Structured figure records
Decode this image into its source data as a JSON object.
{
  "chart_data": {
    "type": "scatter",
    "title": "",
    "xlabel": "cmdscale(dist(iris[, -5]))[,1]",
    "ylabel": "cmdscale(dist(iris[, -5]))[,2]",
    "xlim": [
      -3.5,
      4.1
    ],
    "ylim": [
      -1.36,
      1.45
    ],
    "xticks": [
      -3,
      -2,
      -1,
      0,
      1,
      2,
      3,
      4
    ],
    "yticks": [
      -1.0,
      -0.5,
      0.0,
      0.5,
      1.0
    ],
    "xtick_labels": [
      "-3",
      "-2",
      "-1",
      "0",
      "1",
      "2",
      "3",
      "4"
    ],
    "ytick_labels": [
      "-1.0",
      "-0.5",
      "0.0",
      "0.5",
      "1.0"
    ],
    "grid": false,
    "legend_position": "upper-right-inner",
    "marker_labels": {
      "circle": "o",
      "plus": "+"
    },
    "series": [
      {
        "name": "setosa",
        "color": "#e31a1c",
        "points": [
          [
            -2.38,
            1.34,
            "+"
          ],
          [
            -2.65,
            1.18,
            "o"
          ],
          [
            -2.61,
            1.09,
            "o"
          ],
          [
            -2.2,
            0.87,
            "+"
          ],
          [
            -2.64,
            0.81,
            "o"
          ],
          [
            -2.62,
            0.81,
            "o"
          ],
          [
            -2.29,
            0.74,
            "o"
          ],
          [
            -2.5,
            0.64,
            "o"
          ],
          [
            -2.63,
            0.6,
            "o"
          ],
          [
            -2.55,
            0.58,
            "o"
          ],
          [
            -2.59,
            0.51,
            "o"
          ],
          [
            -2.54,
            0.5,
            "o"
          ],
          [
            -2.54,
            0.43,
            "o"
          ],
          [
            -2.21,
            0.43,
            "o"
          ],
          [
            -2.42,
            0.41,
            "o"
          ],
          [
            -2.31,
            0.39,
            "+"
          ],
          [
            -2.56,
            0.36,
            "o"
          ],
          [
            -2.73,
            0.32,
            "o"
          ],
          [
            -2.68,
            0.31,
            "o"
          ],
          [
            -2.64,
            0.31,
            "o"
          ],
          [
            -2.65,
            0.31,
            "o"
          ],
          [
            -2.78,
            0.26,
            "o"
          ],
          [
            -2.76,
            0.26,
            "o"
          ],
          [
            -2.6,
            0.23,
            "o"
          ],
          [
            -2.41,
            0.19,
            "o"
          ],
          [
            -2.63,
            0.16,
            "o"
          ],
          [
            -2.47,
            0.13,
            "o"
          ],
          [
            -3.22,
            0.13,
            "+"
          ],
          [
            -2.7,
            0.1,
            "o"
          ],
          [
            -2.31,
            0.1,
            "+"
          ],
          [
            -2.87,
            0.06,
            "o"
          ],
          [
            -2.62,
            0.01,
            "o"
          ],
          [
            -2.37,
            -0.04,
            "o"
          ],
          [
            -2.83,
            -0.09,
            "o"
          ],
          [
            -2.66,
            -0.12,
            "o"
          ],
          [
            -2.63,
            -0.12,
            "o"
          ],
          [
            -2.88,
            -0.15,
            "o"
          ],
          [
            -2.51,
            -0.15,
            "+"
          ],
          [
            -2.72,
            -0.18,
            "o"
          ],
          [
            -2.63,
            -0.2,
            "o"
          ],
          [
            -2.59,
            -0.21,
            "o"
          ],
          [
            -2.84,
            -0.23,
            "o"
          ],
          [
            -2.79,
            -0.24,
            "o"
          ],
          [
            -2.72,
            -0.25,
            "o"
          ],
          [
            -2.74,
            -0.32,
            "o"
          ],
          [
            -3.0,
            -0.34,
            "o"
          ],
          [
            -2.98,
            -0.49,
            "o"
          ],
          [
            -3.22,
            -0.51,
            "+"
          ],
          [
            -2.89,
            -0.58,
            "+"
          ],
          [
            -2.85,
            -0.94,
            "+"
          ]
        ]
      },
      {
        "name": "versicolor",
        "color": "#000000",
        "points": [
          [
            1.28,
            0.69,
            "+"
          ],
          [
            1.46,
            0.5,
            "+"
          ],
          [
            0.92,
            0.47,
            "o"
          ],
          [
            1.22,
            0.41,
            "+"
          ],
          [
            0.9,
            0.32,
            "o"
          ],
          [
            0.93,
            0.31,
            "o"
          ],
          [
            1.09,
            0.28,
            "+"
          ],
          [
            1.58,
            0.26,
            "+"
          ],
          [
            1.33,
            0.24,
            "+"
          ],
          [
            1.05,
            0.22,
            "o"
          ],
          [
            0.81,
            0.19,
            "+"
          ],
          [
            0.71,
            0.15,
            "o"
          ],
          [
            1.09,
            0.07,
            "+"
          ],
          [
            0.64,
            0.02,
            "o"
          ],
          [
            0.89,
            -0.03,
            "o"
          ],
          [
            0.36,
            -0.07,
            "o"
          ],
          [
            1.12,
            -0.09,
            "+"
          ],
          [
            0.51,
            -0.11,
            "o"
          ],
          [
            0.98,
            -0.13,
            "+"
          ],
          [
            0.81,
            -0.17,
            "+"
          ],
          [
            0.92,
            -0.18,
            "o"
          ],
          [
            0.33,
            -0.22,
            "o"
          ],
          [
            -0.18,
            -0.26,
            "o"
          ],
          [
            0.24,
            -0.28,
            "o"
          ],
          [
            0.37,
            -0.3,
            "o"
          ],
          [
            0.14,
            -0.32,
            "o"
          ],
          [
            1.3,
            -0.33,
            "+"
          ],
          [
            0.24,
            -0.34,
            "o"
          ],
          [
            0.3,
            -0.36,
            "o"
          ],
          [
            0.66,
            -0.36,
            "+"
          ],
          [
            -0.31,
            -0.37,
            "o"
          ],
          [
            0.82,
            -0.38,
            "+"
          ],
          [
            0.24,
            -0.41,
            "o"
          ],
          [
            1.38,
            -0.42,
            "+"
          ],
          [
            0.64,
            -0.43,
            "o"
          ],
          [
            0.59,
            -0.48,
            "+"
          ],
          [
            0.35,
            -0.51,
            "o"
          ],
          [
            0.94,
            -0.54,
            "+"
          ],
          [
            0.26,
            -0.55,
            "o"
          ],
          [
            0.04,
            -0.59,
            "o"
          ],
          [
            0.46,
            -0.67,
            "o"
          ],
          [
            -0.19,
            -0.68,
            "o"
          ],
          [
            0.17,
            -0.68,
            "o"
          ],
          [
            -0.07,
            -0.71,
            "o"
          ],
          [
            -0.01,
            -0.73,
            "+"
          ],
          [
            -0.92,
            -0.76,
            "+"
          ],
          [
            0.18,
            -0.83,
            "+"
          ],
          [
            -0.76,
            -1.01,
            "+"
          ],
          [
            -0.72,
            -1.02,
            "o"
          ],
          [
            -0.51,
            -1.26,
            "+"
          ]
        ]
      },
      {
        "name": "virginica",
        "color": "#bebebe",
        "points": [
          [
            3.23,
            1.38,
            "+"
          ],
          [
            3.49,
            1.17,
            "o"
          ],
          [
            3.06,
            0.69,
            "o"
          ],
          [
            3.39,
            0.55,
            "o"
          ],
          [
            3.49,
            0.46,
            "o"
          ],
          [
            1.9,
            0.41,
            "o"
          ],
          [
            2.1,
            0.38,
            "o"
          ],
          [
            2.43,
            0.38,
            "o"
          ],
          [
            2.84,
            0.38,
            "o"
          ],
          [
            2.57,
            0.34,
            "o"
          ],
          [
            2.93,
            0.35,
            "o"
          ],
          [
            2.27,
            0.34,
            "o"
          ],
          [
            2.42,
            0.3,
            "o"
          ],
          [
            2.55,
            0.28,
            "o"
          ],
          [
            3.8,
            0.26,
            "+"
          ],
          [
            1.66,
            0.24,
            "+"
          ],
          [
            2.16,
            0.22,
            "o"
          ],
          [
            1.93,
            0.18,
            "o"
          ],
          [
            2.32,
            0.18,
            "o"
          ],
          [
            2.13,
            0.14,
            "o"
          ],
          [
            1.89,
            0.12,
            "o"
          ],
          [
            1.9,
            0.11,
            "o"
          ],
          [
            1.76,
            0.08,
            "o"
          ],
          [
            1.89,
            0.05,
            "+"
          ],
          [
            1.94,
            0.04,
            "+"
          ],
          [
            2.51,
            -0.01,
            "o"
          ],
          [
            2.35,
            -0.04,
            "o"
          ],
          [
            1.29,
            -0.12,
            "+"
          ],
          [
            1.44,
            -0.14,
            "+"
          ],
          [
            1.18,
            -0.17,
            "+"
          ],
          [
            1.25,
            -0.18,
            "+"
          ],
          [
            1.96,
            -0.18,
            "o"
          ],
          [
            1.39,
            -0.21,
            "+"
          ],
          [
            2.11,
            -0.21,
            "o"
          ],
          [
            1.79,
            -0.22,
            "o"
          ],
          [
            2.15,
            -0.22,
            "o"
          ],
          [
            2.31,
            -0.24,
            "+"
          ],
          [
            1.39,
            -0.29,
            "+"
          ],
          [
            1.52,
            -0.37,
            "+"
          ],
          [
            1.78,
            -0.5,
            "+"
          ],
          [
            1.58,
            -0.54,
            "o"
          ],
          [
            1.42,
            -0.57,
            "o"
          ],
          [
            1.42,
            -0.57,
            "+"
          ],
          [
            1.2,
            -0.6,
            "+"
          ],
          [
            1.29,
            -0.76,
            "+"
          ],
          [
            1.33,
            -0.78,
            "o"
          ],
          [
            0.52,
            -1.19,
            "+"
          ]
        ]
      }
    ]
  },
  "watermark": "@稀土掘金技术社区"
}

:: What this task involves ::
Identify the lines above that contain the word "dist", then copy them.

:: Right answer ::
    "xlabel": "cmdscale(dist(iris[, -5]))[,1]",
    "ylabel": "cmdscale(dist(iris[, -5]))[,2]",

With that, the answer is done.